-- BEGIN --

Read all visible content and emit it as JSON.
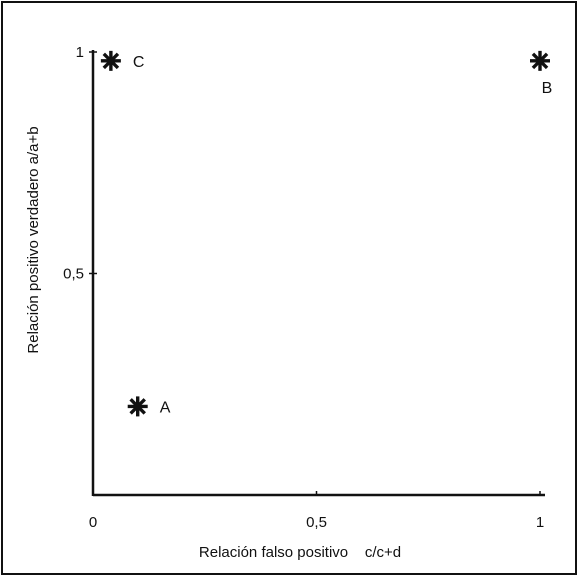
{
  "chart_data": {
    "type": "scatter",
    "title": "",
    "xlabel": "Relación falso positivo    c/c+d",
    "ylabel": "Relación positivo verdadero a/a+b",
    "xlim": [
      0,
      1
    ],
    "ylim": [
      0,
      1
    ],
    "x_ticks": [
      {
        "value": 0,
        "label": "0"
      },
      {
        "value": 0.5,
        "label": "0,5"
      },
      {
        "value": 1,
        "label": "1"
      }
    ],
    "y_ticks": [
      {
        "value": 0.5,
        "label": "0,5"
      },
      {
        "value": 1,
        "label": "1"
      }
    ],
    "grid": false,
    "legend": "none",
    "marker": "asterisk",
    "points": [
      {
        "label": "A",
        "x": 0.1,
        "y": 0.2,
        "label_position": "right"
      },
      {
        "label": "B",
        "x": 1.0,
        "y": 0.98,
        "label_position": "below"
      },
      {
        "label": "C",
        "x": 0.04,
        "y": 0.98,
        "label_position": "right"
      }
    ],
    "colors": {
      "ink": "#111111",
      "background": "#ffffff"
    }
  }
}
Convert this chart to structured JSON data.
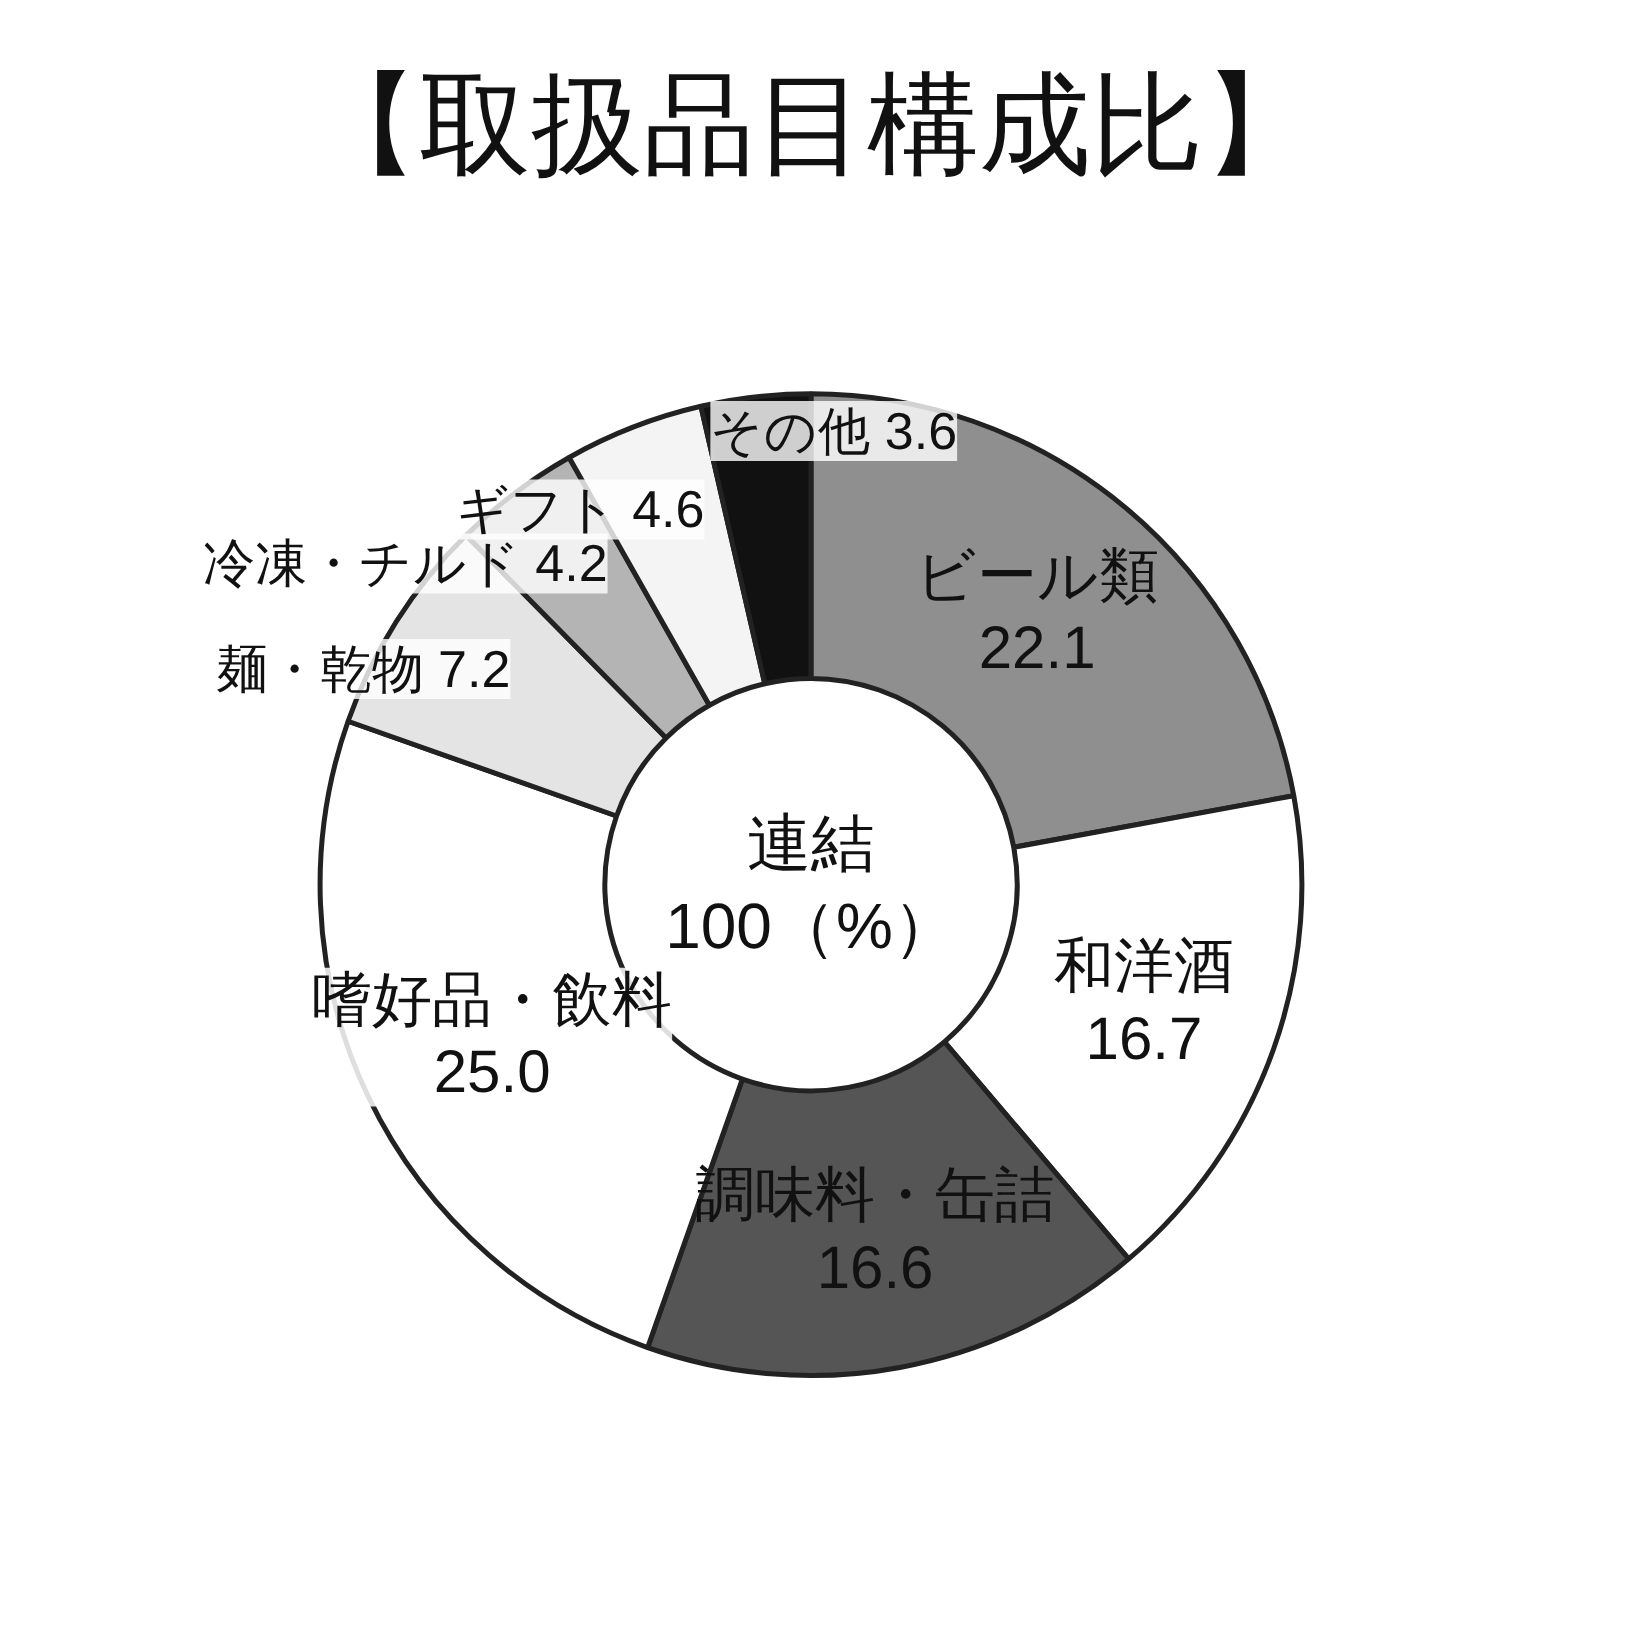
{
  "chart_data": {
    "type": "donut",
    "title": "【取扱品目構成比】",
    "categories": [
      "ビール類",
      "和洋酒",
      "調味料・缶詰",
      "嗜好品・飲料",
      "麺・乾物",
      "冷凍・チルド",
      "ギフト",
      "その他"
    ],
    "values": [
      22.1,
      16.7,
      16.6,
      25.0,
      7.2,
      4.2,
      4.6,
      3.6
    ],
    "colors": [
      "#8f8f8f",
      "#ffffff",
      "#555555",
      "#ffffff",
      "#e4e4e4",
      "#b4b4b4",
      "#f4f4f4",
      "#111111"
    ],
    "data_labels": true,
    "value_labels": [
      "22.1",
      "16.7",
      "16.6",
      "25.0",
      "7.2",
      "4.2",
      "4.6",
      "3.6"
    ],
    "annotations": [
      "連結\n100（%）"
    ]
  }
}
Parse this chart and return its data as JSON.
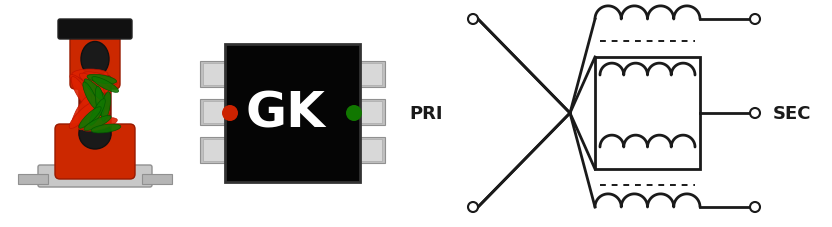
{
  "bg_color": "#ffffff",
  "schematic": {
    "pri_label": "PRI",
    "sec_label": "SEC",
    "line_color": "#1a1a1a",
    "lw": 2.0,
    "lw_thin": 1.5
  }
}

-- END --

Set the data above down again exactly as given, with no pictures.

◆ Full response ◆
Read all visible content and emit it as JSON.
{
  "chart_data": {
    "type": "scatter",
    "title": "",
    "xlabel": "Relación falso positivo    c/c+d",
    "ylabel": "Relación positivo verdadero a/a+b",
    "xlim": [
      0,
      1
    ],
    "ylim": [
      0,
      1
    ],
    "x_ticks": [
      {
        "value": 0,
        "label": "0"
      },
      {
        "value": 0.5,
        "label": "0,5"
      },
      {
        "value": 1,
        "label": "1"
      }
    ],
    "y_ticks": [
      {
        "value": 0.5,
        "label": "0,5"
      },
      {
        "value": 1,
        "label": "1"
      }
    ],
    "grid": false,
    "legend": "none",
    "marker": "asterisk",
    "points": [
      {
        "label": "A",
        "x": 0.1,
        "y": 0.2,
        "label_position": "right"
      },
      {
        "label": "B",
        "x": 1.0,
        "y": 0.98,
        "label_position": "below"
      },
      {
        "label": "C",
        "x": 0.04,
        "y": 0.98,
        "label_position": "right"
      }
    ],
    "colors": {
      "ink": "#111111",
      "background": "#ffffff"
    }
  }
}
Convert this chart to structured JSON data.
{
  "chart_data": {
    "type": "donut",
    "title": "【取扱品目構成比】",
    "categories": [
      "ビール類",
      "和洋酒",
      "調味料・缶詰",
      "嗜好品・飲料",
      "麺・乾物",
      "冷凍・チルド",
      "ギフト",
      "その他"
    ],
    "values": [
      22.1,
      16.7,
      16.6,
      25.0,
      7.2,
      4.2,
      4.6,
      3.6
    ],
    "colors": [
      "#8f8f8f",
      "#ffffff",
      "#555555",
      "#ffffff",
      "#e4e4e4",
      "#b4b4b4",
      "#f4f4f4",
      "#111111"
    ],
    "data_labels": true,
    "value_labels": [
      "22.1",
      "16.7",
      "16.6",
      "25.0",
      "7.2",
      "4.2",
      "4.6",
      "3.6"
    ],
    "annotations": [
      "連結\n100（%）"
    ]
  }
}
Parse this chart and return its data as JSON.
{
  "bg_color": "#ffffff",
  "schematic": {
    "pri_label": "PRI",
    "sec_label": "SEC",
    "line_color": "#1a1a1a",
    "lw": 2.0,
    "lw_thin": 1.5
  }
}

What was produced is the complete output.